## Work to be completed
Bring together all lines of the material below that contain the string "مجموع".
╭─ Extracted data
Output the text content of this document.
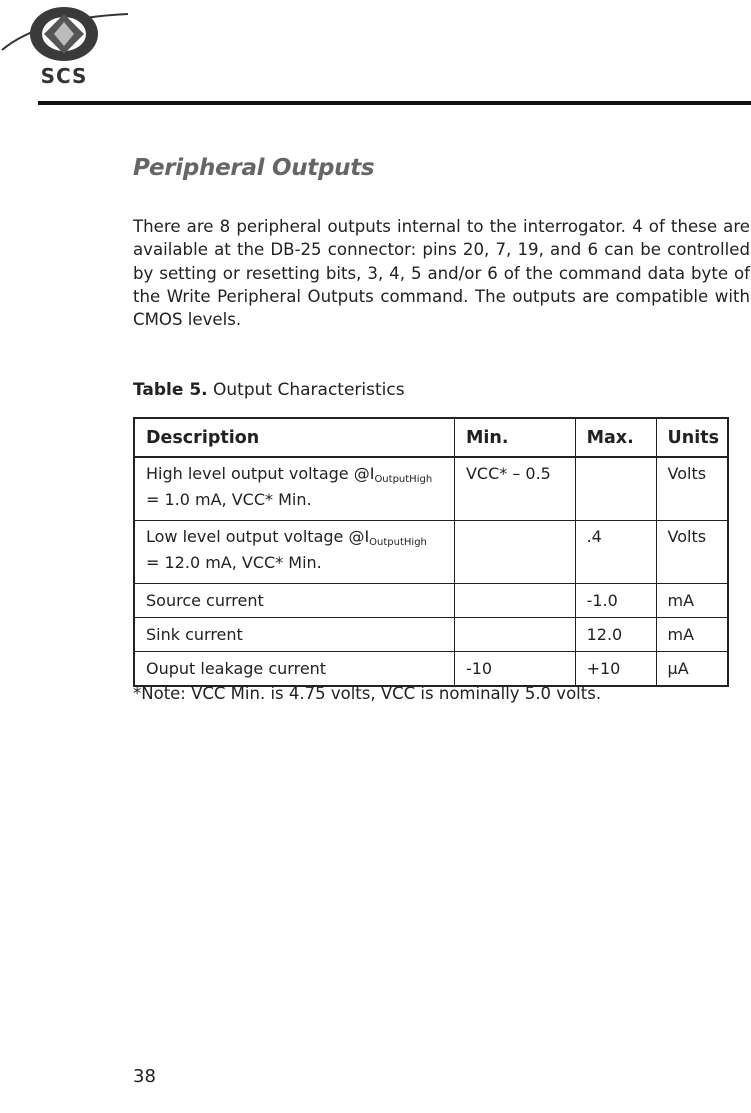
SCS
Peripheral Outputs

There are 8 peripheral outputs internal to the interrogator. 4 of these are available at the DB-25 connector: pins 20, 7, 19, and 6 can be controlled by setting or resetting bits, 3, 4, 5 and/or 6 of the command data byte of the Write Peripheral Outputs command. The outputs are compatible with CMOS levels.

Table 5. Output Characteristics

Description	Min.	Max.	Units
High level output voltage $@I_{OutputHigh}$
= 1.0 mA, VCC* Min.	VCC* – 0.5		Volts
Low level output voltage $@I_{OutputHigh}$
= 12.0 mA, VCC* Min.		.4	Volts
Source current		-1.0	mA
Sink current		12.0	mA
Ouput leakage current	-10	+10	µA

*Note: VCC Min. is 4.75 volts, VCC is nominally 5.0 volts.

38
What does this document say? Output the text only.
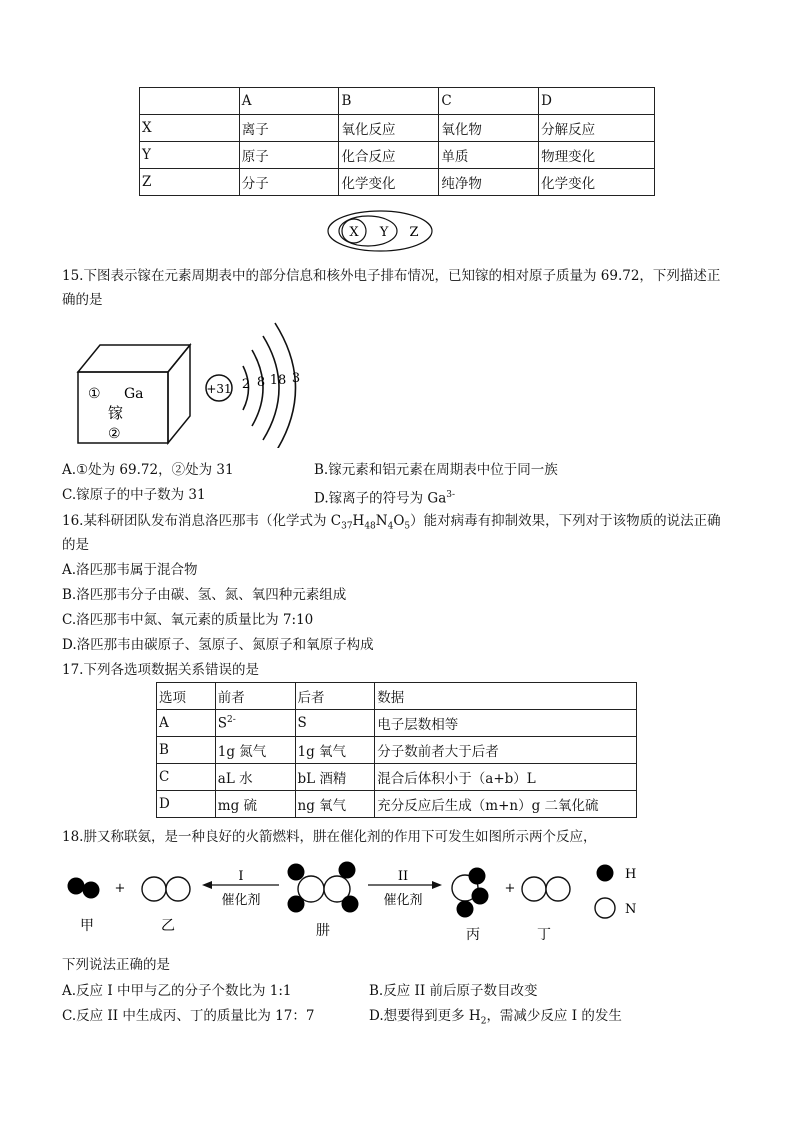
	A	B	C	D
X	离子	氧化反应	氧化物	分解反应
Y	原子	化合反应	单质	物理变化
Z	分子	化学变化	纯净物	化学变化
X Y Z
15.下图表示镓在元素周期表中的部分信息和核外电子排布情况，已知镓的相对原子质量为 69.72，下列描述正
确的是
① Ga
镓
②
+31 2 8 18 3
A.①处为 69.72，②处为 31	B.镓元素和铝元素在周期表中位于同一族
C.镓原子的中子数为 31	D.镓离子的符号为 $Ga^{3-}$
16.某科研团队发布消息洛匹那韦（化学式为 $C_{37}H_{48}N_4O_5$）能对病毒有抑制效果，下列对于该物质的说法正确
的是
A.洛匹那韦属于混合物
B.洛匹那韦分子由碳、氢、氮、氧四种元素组成
C.洛匹那韦中氮、氧元素的质量比为 7:10
D.洛匹那韦由碳原子、氢原子、氮原子和氧原子构成
17.下列各选项数据关系错误的是
选项	前者	后者	数据
A	$S^{2-}$	S	电子层数相等
B	1g 氮气	1g 氧气	分子数前者大于后者
C	aL 水	bL 酒精	混合后体积小于（a+b）L
D	mg 硫	ng 氧气	充分反应后生成（m+n）g 二氧化硫
18.肼又称联氨，是一种良好的火箭燃料，肼在催化剂的作用下可发生如图所示两个反应，
+
I
催化剂
II
催化剂
+
H
N
甲	乙	肼	丙	丁
下列说法正确的是
A.反应 I 中甲与乙的分子个数比为 1:1	B.反应 II 前后原子数目改变
C.反应 II 中生成丙、丁的质量比为 17：7	D.想要得到更多 $H_2$，需减少反应 I 的发生
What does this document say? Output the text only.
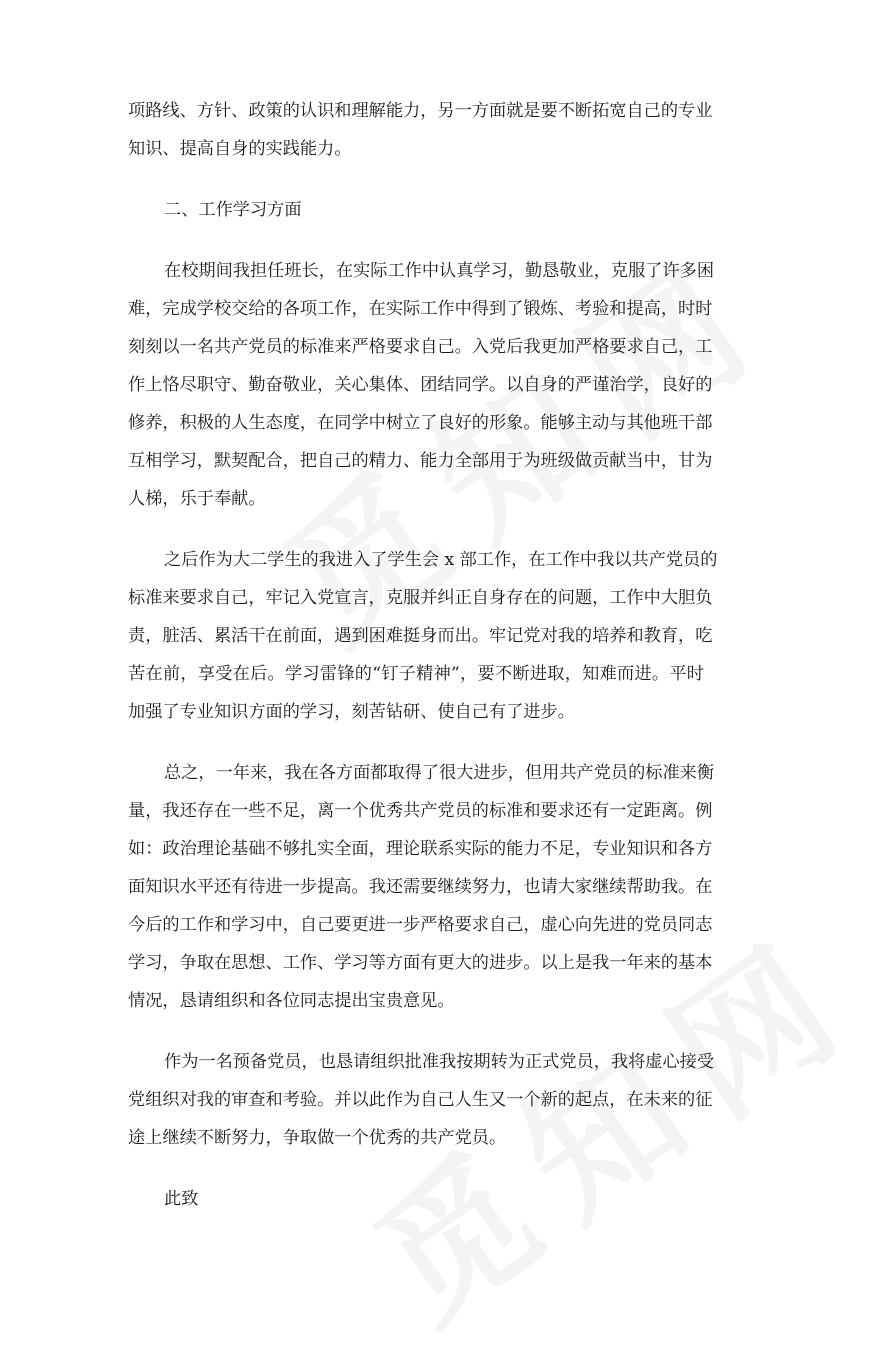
项路线、方针、政策的认识和理解能力，另一方面就是要不断拓宽自己的专业
知识、提高自身的实践能力。
二、工作学习方面
在校期间我担任班长，在实际工作中认真学习，勤恳敬业，克服了许多困
难，完成学校交给的各项工作，在实际工作中得到了锻炼、考验和提高，时时
刻刻以一名共产党员的标准来严格要求自己。入党后我更加严格要求自己，工
作上恪尽职守、勤奋敬业，关心集体、团结同学。以自身的严谨治学，良好的
修养，积极的人生态度，在同学中树立了良好的形象。能够主动与其他班干部
互相学习，默契配合，把自己的精力、能力全部用于为班级做贡献当中，甘为
人梯，乐于奉献。
之后作为大二学生的我进入了学生会 x 部工作，在工作中我以共产党员的
标准来要求自己，牢记入党宣言，克服并纠正自身存在的问题，工作中大胆负
责，脏活、累活干在前面，遇到困难挺身而出。牢记党对我的培养和教育，吃
苦在前，享受在后。学习雷锋的“钉子精神”，要不断进取，知难而进。平时
加强了专业知识方面的学习，刻苦钻研、使自己有了进步。
总之，一年来，我在各方面都取得了很大进步，但用共产党员的标准来衡
量，我还存在一些不足，离一个优秀共产党员的标准和要求还有一定距离。例
如：政治理论基础不够扎实全面，理论联系实际的能力不足，专业知识和各方
面知识水平还有待进一步提高。我还需要继续努力，也请大家继续帮助我。在
今后的工作和学习中，自己要更进一步严格要求自己，虚心向先进的党员同志
学习，争取在思想、工作、学习等方面有更大的进步。以上是我一年来的基本
情况，恳请组织和各位同志提出宝贵意见。
作为一名预备党员，也恳请组织批准我按期转为正式党员，我将虚心接受
党组织对我的审查和考验。并以此作为自己人生又一个新的起点，在未来的征
途上继续不断努力，争取做一个优秀的共产党员。
此致
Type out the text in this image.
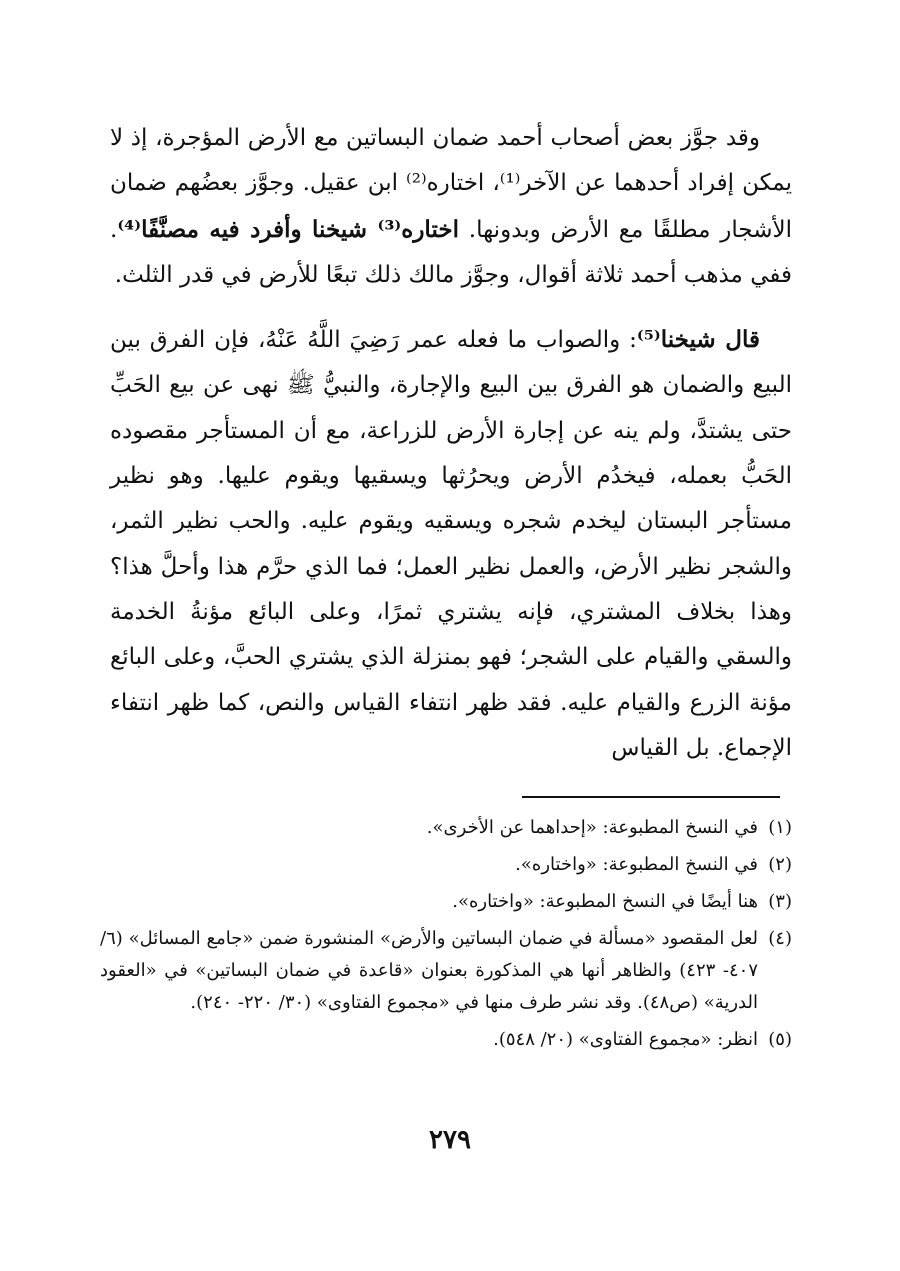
وقد جوَّز بعض أصحاب أحمد ضمان البساتين مع الأرض المؤجرة، إذ لا يمكن إفراد أحدهما عن الآخر⁽¹⁾، اختاره⁽²⁾ ابن عقيل. وجوَّز بعضُهم ضمان الأشجار مطلقًا مع الأرض وبدونها. اختاره⁽³⁾ شيخنا وأفرد فيه مصنَّفًا⁽⁴⁾. ففي مذهب أحمد ثلاثة أقوال، وجوَّز مالك ذلك تبعًا للأرض في قدر الثلث.

قال شيخنا⁽⁵⁾: والصواب ما فعله عمر رَضِيَ اللَّهُ عَنْهُ، فإن الفرق بين البيع والضمان هو الفرق بين البيع والإجارة، والنبيُّ ﷺ نهى عن بيع الحَبِّ حتى يشتدَّ، ولم ينه عن إجارة الأرض للزراعة، مع أن المستأجر مقصوده الحَبُّ بعمله، فيخدُم الأرض ويحرُثها ويسقيها ويقوم عليها. وهو نظير مستأجر البستان ليخدم شجره ويسقيه ويقوم عليه. والحب نظير الثمر، والشجر نظير الأرض، والعمل نظير العمل؛ فما الذي حرَّم هذا وأحلَّ هذا؟ وهذا بخلاف المشتري، فإنه يشتري ثمرًا، وعلى البائع مؤنةُ الخدمة والسقي والقيام على الشجر؛ فهو بمنزلة الذي يشتري الحبَّ، وعلى البائع مؤنة الزرع والقيام عليه. فقد ظهر انتفاء القياس والنص، كما ظهر انتفاء الإجماع. بل القياس

(١)
في النسخ المطبوعة: «إحداهما عن الأخرى».
(٢)
في النسخ المطبوعة: «واختاره».
(٣)
هنا أيضًا في النسخ المطبوعة: «واختاره».
(٤)
لعل المقصود «مسألة في ضمان البساتين والأرض» المنشورة ضمن «جامع المسائل» (٦/ ٤٠٧- ٤٢٣) والظاهر أنها هي المذكورة بعنوان «قاعدة في ضمان البساتين» في «العقود الدرية» (ص٤٨). وقد نشر طرف منها في «مجموع الفتاوى» (٣٠/ ٢٢٠- ٢٤٠).
(٥)
انظر: «مجموع الفتاوى» (٢٠/ ٥٤٨).
٢٧٩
╰─
## The solution
لعل المقصود «مسألة في ضمان البساتين والأرض» المنشورة ضمن «جامع المسائل» (٦/ ٤٠٧- ٤٢٣) والظاهر أنها هي المذكورة بعنوان «قاعدة في ضمان البساتين» في «العقود الدرية» (ص٤٨). وقد نشر طرف منها في «مجموع الفتاوى» (٣٠/ ٢٢٠- ٢٤٠).
انظر: «مجموع الفتاوى» (٢٠/ ٥٤٨).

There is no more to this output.